Data listing
.....
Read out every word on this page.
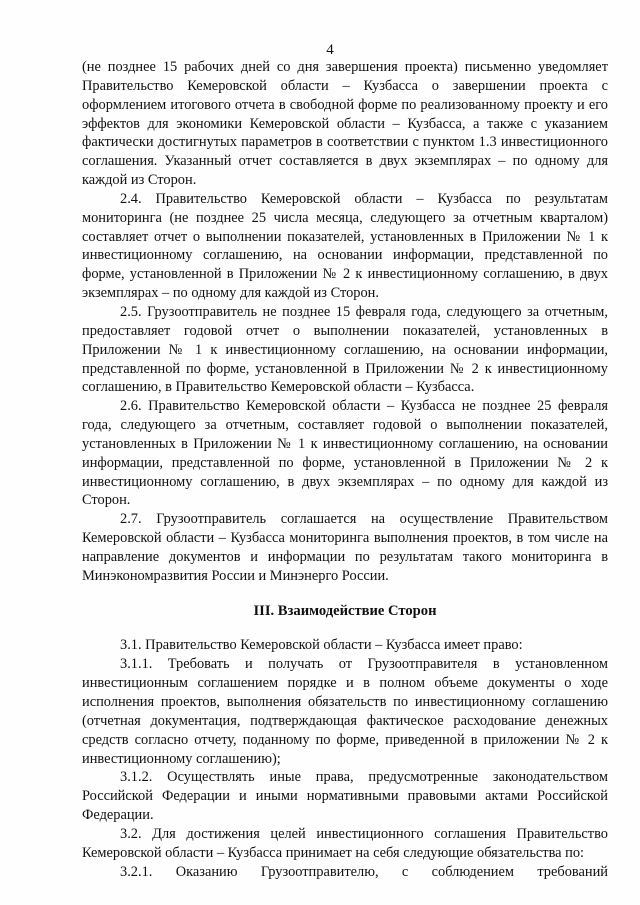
4

(не позднее 15 рабочих дней со дня завершения проекта) письменно уведомляет Правительство Кемеровской области – Кузбасса о завершении проекта с оформлением итогового отчета в свободной форме по реализованному проекту и его эффектов для экономики Кемеровской области – Кузбасса, а также с указанием фактически достигнутых параметров в соответствии с пунктом 1.3 инвестиционного соглашения. Указанный отчет составляется в двух экземплярах – по одному для каждой из Сторон.

2.4. Правительство Кемеровской области – Кузбасса по результатам мониторинга (не позднее 25 числа месяца, следующего за отчетным кварталом) составляет отчет о выполнении показателей, установленных в Приложении № 1 к инвестиционному соглашению, на основании информации, представленной по форме, установленной в Приложении № 2 к инвестиционному соглашению, в двух экземплярах – по одному для каждой из Сторон.

2.5. Грузоотправитель не позднее 15 февраля года, следующего за отчетным, предоставляет годовой отчет о выполнении показателей, установленных в Приложении № 1 к инвестиционному соглашению, на основании информации, представленной по форме, установленной в Приложении № 2 к инвестиционному соглашению, в Правительство Кемеровской области – Кузбасса.

2.6. Правительство Кемеровской области – Кузбасса не позднее 25 февраля года, следующего за отчетным, составляет годовой о выполнении показателей, установленных в Приложении № 1 к инвестиционному соглашению, на основании информации, представленной по форме, установленной в Приложении № 2 к инвестиционному соглашению, в двух экземплярах – по одному для каждой из Сторон.

2.7. Грузоотправитель соглашается на осуществление Правительством Кемеровской области – Кузбасса мониторинга выполнения проектов, в том числе на направление документов и информации по результатам такого мониторинга в Минэкономразвития России и Минэнерго России.

III. Взаимодействие Сторон

3.1. Правительство Кемеровской области – Кузбасса имеет право:

3.1.1. Требовать и получать от Грузоотправителя в установленном инвестиционным соглашением порядке и в полном объеме документы о ходе исполнения проектов, выполнения обязательств по инвестиционному соглашению (отчетная документация, подтверждающая фактическое расходование денежных средств согласно отчету, поданному по форме, приведенной в приложении № 2 к инвестиционному соглашению);

3.1.2. Осуществлять иные права, предусмотренные законодательством Российской Федерации и иными нормативными правовыми актами Российской Федерации.

3.2. Для достижения целей инвестиционного соглашения Правительство Кемеровской области – Кузбасса принимает на себя следующие обязательства по:

3.2.1. Оказанию Грузоотправителю, с соблюдением требований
.....
Task instructions: Output every entry verbatim. Pictures do not belong in the copy.

The solution:
Read out every word on this page.
4

(не позднее 15 рабочих дней со дня завершения проекта) письменно уведомляет Правительство Кемеровской области – Кузбасса о завершении проекта с оформлением итогового отчета в свободной форме по реализованному проекту и его эффектов для экономики Кемеровской области – Кузбасса, а также с указанием фактически достигнутых параметров в соответствии с пунктом 1.3 инвестиционного соглашения. Указанный отчет составляется в двух экземплярах – по одному для каждой из Сторон.

2.4. Правительство Кемеровской области – Кузбасса по результатам мониторинга (не позднее 25 числа месяца, следующего за отчетным кварталом) составляет отчет о выполнении показателей, установленных в Приложении № 1 к инвестиционному соглашению, на основании информации, представленной по форме, установленной в Приложении № 2 к инвестиционному соглашению, в двух экземплярах – по одному для каждой из Сторон.

2.5. Грузоотправитель не позднее 15 февраля года, следующего за отчетным, предоставляет годовой отчет о выполнении показателей, установленных в Приложении № 1 к инвестиционному соглашению, на основании информации, представленной по форме, установленной в Приложении № 2 к инвестиционному соглашению, в Правительство Кемеровской области – Кузбасса.

2.6. Правительство Кемеровской области – Кузбасса не позднее 25 февраля года, следующего за отчетным, составляет годовой о выполнении показателей, установленных в Приложении № 1 к инвестиционному соглашению, на основании информации, представленной по форме, установленной в Приложении № 2 к инвестиционному соглашению, в двух экземплярах – по одному для каждой из Сторон.

2.7. Грузоотправитель соглашается на осуществление Правительством Кемеровской области – Кузбасса мониторинга выполнения проектов, в том числе на направление документов и информации по результатам такого мониторинга в Минэкономразвития России и Минэнерго России.

III. Взаимодействие Сторон

3.1. Правительство Кемеровской области – Кузбасса имеет право:

3.1.1. Требовать и получать от Грузоотправителя в установленном инвестиционным соглашением порядке и в полном объеме документы о ходе исполнения проектов, выполнения обязательств по инвестиционному соглашению (отчетная документация, подтверждающая фактическое расходование денежных средств согласно отчету, поданному по форме, приведенной в приложении № 2 к инвестиционному соглашению);

3.1.2. Осуществлять иные права, предусмотренные законодательством Российской Федерации и иными нормативными правовыми актами Российской Федерации.

3.2. Для достижения целей инвестиционного соглашения Правительство Кемеровской области – Кузбасса принимает на себя следующие обязательства по:

3.2.1. Оказанию Грузоотправителю, с соблюдением требований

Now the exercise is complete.